STATED PROBLEM: Find each line holding "Michigan" and copy it out.

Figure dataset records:

(begin)

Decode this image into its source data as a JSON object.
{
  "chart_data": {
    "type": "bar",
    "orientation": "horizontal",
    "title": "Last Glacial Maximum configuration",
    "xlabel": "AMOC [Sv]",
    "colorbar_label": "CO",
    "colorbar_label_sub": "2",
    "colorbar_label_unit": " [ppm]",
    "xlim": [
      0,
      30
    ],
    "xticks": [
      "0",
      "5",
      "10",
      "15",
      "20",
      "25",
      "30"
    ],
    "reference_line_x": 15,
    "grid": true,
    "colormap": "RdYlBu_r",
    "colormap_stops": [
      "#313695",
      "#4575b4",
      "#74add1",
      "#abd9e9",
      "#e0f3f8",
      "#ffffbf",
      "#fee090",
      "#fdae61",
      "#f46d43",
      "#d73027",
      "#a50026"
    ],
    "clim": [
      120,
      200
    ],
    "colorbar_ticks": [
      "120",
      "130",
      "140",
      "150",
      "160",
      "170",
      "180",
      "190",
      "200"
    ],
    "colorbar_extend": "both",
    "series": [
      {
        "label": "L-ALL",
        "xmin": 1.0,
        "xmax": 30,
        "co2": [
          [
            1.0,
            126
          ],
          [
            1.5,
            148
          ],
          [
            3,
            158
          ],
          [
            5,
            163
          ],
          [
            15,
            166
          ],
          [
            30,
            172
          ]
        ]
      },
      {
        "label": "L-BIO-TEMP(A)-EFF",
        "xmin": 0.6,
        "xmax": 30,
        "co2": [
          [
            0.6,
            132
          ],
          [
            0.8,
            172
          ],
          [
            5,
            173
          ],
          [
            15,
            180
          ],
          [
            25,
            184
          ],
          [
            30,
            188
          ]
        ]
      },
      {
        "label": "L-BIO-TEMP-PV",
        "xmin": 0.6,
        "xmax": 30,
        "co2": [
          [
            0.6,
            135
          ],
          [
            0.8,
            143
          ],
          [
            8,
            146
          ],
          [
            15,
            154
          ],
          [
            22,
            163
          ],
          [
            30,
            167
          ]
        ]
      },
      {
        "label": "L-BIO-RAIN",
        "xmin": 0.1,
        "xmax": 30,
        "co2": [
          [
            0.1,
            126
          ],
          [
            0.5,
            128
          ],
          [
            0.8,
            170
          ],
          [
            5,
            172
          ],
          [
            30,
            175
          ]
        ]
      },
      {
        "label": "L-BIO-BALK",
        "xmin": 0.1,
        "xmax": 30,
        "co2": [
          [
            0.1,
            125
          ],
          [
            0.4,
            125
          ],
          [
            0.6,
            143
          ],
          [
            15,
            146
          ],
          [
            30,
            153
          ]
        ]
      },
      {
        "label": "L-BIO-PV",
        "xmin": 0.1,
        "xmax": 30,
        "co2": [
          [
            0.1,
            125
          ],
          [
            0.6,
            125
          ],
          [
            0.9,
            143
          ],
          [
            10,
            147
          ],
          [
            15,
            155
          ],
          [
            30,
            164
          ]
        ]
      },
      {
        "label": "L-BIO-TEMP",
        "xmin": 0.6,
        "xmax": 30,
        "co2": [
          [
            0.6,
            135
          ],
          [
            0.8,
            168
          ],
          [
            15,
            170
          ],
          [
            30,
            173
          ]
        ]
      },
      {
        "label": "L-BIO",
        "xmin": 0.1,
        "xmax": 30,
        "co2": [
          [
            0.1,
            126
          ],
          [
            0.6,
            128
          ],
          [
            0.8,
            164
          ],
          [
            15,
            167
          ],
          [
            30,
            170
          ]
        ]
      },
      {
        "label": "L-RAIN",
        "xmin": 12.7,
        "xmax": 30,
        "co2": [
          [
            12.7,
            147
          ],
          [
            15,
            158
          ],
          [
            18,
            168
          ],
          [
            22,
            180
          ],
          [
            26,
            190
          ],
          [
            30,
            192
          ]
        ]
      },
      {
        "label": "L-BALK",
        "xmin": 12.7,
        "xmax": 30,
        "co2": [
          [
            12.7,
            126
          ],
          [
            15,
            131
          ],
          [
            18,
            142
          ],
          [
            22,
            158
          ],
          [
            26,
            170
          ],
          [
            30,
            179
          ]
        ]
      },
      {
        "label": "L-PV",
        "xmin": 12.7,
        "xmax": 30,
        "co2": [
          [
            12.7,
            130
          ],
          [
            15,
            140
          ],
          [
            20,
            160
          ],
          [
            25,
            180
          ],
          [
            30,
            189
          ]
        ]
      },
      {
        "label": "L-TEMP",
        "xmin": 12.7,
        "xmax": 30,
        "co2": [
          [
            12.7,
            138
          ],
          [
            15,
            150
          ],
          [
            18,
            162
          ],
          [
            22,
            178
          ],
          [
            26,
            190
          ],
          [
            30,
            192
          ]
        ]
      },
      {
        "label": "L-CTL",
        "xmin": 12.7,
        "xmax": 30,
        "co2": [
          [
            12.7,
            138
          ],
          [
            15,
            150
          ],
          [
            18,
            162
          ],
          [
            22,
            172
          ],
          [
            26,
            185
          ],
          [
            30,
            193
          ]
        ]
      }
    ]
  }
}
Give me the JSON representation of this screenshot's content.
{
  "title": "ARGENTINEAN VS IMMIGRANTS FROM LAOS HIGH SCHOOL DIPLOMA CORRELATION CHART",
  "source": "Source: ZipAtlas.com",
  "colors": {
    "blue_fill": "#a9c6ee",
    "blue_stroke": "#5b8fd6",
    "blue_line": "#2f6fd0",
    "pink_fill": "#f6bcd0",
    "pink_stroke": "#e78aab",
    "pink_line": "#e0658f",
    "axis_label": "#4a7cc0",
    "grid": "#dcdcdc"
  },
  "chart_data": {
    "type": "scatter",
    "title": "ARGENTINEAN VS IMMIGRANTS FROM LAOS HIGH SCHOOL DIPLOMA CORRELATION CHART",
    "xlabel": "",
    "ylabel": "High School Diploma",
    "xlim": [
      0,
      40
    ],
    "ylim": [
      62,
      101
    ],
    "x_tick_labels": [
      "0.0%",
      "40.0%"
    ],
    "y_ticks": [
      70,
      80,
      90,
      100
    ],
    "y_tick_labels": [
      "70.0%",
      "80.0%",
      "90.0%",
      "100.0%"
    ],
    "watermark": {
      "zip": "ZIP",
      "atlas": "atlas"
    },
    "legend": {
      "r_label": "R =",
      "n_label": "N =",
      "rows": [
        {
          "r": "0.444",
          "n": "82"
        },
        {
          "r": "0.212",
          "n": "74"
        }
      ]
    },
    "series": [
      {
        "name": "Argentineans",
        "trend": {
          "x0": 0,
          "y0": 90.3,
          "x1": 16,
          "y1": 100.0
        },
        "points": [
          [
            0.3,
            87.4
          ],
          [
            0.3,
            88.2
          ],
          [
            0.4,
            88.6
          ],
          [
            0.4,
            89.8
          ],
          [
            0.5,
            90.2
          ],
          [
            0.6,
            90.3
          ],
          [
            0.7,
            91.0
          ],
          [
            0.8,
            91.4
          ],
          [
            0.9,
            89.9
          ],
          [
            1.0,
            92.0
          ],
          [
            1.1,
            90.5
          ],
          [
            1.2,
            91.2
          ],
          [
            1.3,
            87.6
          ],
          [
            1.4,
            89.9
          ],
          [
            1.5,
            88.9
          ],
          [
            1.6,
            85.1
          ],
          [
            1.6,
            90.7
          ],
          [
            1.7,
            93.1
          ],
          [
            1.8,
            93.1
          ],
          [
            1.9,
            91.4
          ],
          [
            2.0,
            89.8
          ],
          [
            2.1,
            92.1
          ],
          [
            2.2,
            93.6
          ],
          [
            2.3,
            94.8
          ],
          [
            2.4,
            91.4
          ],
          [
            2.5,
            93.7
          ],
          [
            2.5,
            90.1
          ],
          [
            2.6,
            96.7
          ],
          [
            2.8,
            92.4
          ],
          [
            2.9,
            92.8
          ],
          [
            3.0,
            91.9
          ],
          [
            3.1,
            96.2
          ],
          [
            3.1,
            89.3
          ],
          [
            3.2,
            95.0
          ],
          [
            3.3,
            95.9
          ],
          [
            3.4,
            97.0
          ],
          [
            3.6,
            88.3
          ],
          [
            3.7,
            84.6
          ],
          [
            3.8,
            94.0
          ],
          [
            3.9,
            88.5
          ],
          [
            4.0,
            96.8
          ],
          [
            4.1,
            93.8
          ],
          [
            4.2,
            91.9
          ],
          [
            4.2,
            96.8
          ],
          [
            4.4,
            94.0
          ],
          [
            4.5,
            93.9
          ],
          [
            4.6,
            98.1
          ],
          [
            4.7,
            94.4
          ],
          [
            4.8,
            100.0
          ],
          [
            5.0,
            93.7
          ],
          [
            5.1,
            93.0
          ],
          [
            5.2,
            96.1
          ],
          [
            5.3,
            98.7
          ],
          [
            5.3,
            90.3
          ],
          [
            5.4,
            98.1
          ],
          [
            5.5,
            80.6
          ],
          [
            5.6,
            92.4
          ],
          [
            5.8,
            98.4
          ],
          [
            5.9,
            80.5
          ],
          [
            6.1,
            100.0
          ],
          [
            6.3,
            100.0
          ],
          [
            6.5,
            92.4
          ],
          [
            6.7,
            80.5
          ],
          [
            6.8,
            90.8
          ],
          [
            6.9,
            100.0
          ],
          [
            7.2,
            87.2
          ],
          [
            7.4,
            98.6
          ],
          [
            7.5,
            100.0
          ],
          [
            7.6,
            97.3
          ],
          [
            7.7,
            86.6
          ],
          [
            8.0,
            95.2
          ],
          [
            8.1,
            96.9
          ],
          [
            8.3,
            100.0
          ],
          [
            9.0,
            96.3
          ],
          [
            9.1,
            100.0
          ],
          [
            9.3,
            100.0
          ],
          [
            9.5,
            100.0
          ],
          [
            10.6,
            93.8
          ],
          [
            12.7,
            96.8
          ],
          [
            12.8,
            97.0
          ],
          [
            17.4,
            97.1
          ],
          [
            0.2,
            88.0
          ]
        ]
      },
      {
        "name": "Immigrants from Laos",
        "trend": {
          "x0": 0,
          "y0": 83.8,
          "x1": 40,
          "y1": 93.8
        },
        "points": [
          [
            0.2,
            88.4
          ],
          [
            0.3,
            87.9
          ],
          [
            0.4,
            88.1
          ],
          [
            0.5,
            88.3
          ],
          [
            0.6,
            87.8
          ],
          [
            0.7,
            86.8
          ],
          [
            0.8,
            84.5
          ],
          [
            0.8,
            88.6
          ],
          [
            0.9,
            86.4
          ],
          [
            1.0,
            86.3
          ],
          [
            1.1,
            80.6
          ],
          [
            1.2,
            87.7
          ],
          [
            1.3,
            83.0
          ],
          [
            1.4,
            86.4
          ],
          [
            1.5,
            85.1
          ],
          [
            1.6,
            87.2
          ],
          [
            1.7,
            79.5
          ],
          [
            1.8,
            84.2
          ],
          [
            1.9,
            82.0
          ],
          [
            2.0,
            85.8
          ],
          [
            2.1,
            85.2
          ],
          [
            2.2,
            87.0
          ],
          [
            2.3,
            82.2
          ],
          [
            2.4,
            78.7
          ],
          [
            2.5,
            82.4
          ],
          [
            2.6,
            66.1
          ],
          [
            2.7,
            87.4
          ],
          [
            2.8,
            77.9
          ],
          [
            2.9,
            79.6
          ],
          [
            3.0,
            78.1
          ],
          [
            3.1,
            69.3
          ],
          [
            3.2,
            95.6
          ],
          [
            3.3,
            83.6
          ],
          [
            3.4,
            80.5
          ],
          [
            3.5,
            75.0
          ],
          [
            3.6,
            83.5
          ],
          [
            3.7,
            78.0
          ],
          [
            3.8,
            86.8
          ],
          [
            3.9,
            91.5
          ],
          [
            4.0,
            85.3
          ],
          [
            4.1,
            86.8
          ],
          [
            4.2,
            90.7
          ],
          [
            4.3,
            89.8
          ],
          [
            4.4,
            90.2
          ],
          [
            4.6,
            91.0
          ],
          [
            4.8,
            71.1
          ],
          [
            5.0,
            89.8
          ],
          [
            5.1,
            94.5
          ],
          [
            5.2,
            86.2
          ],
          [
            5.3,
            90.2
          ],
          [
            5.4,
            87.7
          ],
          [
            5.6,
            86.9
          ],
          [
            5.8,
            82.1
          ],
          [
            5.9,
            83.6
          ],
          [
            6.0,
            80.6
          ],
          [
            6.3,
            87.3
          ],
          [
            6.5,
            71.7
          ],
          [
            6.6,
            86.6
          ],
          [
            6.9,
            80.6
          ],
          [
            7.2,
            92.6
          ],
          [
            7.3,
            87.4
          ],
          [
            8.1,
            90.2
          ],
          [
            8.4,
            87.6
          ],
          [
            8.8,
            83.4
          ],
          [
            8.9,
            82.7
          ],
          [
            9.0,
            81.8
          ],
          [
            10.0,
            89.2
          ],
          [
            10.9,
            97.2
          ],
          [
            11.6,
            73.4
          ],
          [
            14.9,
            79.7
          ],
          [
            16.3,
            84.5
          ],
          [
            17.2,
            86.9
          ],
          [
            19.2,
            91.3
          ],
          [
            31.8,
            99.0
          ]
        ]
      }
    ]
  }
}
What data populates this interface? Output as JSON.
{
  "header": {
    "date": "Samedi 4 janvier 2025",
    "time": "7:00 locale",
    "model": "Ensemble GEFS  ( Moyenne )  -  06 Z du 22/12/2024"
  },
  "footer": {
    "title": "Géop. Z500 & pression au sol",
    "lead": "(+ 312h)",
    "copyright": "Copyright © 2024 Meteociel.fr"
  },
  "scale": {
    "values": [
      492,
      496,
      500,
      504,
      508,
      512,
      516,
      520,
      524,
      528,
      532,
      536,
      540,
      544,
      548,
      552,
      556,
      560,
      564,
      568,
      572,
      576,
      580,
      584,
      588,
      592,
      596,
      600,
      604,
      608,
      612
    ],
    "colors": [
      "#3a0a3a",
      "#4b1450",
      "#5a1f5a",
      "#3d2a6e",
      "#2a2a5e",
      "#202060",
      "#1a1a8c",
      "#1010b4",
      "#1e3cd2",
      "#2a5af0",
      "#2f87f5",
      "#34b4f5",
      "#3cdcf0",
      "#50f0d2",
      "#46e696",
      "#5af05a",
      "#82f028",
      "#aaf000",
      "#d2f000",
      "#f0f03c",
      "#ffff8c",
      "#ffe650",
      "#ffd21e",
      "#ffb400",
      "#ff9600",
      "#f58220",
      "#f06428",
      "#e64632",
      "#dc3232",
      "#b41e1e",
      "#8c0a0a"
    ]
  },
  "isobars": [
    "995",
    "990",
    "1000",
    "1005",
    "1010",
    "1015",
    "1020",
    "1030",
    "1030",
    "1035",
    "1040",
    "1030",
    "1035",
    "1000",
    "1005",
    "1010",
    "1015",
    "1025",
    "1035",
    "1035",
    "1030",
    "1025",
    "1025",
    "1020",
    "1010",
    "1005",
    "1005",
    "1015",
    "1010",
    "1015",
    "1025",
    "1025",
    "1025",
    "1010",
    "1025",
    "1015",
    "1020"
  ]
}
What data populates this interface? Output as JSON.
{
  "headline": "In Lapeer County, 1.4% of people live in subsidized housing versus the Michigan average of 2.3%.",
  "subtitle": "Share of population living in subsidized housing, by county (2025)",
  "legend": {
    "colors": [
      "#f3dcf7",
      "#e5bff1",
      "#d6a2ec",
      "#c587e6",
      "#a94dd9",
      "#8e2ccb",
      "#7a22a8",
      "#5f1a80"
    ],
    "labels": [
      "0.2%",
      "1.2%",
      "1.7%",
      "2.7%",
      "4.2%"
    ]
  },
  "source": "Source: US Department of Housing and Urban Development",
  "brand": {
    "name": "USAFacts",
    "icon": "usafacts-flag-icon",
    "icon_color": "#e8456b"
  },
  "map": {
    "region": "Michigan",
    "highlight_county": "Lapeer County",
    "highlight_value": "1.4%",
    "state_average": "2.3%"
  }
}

(end)

CORRECT ANSWER:
  "headline": "In Lapeer County, 1.4% of people live in subsidized housing versus the Michigan average of 2.3%.",
    "region": "Michigan",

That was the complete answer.